Return all lines with the word "specially" in them.

::: Entries shown

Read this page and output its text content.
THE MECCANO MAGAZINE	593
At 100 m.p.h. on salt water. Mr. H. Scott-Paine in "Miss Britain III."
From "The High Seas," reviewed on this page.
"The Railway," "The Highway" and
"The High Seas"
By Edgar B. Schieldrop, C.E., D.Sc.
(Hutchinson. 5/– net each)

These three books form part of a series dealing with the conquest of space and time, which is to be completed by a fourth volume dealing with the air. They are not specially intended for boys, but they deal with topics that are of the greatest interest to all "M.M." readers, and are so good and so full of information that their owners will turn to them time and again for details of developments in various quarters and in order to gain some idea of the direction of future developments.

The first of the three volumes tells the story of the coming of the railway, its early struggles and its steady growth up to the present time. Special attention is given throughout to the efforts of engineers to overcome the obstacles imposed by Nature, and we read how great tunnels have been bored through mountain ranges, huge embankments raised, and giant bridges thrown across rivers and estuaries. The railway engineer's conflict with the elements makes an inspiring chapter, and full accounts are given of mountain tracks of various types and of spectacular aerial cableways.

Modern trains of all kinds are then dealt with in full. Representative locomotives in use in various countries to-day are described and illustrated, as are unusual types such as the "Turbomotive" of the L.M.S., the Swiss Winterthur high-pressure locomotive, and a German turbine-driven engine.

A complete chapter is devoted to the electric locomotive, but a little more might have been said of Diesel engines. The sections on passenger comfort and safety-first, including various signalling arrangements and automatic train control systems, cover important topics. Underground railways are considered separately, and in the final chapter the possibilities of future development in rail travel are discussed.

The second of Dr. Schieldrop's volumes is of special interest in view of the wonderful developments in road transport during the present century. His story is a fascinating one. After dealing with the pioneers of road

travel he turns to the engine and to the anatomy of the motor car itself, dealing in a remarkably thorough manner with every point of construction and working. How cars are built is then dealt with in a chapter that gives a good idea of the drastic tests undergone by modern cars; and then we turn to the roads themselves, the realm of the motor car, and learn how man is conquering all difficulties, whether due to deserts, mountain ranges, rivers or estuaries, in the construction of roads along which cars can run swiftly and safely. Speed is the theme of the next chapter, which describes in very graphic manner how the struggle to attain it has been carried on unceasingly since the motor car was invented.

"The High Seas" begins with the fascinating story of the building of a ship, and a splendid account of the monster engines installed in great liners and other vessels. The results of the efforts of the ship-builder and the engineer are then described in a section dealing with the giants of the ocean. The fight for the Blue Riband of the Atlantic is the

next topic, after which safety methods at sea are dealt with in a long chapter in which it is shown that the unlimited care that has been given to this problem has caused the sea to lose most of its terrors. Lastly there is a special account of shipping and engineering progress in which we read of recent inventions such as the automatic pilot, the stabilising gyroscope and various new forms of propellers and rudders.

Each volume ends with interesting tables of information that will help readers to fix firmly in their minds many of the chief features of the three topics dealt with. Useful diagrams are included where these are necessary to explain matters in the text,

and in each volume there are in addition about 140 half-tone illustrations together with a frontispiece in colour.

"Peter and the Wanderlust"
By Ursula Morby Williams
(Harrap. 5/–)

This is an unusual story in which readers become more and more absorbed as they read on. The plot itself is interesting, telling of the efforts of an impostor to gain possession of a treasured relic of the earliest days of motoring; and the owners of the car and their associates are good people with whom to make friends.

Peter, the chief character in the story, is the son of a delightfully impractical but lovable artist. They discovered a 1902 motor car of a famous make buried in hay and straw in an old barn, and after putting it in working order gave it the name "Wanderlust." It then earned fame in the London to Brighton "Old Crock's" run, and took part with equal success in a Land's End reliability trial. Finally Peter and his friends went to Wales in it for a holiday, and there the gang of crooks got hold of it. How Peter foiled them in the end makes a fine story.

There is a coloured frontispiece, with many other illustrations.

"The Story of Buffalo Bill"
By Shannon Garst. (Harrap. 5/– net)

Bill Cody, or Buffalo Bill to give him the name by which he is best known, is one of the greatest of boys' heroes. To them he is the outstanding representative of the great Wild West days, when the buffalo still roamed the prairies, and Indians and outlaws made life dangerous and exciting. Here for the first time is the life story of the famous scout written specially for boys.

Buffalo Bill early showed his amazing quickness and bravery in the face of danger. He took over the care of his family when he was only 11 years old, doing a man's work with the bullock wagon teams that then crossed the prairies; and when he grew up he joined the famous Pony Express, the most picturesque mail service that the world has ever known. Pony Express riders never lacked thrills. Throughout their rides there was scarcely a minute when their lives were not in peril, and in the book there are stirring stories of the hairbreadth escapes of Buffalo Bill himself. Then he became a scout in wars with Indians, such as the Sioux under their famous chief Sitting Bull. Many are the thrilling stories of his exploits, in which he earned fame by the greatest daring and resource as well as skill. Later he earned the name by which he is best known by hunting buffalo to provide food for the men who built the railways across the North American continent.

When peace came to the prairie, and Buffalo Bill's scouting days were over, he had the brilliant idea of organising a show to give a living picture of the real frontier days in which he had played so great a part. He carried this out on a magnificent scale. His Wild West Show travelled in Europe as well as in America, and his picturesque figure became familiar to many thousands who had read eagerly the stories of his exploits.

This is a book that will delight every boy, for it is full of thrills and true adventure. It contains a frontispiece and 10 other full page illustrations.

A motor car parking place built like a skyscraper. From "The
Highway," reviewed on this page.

::::::

* **Result of the task**
These three books form part of a series dealing with the conquest of space and time, which is to be completed by a fourth volume dealing with the air. They are not specially intended for boys, but they deal with topics that are of the greatest interest to all "M.M." readers, and are so good and so full of information that their owners will turn to them time and again for details of developments in various quarters and in order to gain some idea of the direction of future developments.
Bill Cody, or Buffalo Bill to give him the name by which he is best known, is one of the greatest of boys' heroes. To them he is the outstanding representative of the great Wild West days, when the buffalo still roamed the prairies, and Indians and outlaws made life dangerous and exciting. Here for the first time is the life story of the famous scout written specially for boys.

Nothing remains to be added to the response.